(Structured figure records)
§ §

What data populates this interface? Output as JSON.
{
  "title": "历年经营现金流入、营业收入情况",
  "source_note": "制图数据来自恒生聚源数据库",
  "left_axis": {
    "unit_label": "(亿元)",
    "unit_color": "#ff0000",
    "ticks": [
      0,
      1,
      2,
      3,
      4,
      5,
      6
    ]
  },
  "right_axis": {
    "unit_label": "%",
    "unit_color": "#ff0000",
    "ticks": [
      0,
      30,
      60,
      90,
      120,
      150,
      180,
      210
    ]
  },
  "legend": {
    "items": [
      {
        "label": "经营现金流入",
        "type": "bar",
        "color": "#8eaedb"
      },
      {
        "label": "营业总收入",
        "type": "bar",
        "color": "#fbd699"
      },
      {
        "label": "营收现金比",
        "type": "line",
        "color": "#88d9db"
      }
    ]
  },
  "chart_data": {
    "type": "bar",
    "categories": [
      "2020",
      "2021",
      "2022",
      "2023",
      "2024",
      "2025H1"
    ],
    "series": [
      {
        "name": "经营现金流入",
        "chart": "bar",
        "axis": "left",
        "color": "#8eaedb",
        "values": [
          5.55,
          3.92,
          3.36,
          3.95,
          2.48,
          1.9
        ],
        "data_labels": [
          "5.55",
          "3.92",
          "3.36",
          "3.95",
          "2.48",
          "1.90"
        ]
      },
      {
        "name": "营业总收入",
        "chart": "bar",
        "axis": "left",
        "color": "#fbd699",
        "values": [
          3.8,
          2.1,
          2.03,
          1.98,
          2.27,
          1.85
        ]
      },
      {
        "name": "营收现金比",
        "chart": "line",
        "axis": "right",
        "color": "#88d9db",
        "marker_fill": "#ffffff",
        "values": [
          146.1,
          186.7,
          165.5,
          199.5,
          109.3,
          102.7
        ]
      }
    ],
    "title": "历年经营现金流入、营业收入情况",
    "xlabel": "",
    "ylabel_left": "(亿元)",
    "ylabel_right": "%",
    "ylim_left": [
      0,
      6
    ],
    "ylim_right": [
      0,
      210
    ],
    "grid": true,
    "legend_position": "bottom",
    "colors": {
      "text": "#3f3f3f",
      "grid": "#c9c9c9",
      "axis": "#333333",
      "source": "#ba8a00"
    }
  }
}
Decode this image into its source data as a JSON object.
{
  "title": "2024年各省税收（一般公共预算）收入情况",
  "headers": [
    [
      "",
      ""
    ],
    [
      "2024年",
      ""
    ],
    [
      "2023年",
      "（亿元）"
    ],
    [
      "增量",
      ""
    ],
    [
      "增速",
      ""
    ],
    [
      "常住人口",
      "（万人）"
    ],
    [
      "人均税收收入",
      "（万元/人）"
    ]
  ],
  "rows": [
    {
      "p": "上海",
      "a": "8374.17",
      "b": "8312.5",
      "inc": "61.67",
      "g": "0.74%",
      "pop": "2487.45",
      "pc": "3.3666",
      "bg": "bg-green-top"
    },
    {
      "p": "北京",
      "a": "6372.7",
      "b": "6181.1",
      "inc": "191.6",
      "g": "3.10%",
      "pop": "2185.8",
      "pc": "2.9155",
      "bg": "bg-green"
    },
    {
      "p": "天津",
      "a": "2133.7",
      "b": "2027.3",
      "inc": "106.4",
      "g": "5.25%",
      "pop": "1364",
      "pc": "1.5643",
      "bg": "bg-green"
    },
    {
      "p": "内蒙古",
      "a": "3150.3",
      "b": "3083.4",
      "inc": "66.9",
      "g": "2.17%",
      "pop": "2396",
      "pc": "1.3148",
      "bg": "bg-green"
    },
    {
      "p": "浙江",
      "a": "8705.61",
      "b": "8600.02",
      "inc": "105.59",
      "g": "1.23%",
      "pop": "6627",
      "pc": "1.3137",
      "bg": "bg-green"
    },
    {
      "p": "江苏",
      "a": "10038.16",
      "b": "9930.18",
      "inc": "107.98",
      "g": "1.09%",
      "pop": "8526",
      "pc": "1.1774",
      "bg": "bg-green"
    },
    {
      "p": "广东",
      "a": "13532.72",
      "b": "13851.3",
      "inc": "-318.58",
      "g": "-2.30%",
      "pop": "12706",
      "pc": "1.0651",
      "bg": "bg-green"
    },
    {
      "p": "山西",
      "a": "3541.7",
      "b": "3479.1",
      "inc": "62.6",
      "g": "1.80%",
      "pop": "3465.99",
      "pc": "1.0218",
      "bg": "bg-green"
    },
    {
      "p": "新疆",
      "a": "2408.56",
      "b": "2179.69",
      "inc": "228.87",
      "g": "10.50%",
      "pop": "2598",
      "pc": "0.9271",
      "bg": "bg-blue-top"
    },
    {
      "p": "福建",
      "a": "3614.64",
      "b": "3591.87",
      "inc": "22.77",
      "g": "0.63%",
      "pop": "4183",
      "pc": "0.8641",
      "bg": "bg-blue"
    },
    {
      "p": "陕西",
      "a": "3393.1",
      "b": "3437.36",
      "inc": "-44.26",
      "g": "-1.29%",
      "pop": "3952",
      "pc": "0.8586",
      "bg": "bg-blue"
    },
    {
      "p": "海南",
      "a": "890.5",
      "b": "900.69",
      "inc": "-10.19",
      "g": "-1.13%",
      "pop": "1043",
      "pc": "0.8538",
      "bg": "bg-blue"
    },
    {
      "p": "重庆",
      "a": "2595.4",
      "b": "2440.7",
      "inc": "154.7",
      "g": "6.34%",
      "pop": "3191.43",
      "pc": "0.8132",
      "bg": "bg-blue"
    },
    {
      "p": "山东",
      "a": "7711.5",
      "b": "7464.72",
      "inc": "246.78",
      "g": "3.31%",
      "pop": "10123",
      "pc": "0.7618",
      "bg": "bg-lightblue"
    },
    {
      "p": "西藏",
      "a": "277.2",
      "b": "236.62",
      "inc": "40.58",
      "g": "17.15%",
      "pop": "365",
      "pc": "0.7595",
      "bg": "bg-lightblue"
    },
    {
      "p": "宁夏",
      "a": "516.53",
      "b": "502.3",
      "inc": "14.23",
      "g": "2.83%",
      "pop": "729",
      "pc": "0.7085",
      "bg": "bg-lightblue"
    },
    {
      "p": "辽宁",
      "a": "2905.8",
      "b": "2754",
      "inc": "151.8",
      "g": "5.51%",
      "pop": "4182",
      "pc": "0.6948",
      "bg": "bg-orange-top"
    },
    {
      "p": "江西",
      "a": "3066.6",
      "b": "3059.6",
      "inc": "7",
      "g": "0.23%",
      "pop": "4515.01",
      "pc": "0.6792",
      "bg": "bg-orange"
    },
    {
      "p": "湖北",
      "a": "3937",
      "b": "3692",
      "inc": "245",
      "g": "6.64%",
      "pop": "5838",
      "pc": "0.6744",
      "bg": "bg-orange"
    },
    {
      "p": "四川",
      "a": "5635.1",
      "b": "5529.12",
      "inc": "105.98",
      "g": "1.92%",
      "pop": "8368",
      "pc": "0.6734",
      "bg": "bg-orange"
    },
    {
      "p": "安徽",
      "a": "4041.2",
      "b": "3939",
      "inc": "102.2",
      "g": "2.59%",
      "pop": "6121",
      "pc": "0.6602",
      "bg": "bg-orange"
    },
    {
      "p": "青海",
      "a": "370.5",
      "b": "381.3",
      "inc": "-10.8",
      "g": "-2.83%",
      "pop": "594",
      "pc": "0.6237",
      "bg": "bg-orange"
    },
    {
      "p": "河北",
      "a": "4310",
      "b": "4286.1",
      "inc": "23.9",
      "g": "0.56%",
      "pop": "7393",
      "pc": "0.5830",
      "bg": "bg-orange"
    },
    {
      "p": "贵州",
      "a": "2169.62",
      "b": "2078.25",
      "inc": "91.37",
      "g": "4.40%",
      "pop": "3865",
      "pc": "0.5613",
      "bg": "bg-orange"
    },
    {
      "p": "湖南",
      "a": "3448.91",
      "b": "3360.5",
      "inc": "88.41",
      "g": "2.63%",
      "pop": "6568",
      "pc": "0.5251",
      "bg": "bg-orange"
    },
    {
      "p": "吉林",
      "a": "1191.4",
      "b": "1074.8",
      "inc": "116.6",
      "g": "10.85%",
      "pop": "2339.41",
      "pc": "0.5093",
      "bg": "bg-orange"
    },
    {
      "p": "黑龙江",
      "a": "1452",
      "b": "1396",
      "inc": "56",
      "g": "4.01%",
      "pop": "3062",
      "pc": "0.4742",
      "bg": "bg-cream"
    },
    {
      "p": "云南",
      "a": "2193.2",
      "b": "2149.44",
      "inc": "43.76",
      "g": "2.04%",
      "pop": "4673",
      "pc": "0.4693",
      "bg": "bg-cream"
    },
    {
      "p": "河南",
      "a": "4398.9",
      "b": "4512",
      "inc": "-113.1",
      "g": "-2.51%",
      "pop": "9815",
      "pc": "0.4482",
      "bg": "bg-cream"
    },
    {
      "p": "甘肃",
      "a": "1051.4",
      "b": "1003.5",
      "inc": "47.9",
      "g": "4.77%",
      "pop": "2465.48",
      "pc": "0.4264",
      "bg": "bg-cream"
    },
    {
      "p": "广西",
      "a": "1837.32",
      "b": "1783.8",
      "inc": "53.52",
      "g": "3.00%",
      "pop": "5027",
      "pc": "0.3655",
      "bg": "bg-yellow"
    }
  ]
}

§ §

-- Your task --
Show the lines where the word "营业收入情况" appears in the entries.

-- Exercise solution --
  "title": "历年经营现金流入、营业收入情况",
    "title": "历年经营现金流入、营业收入情况",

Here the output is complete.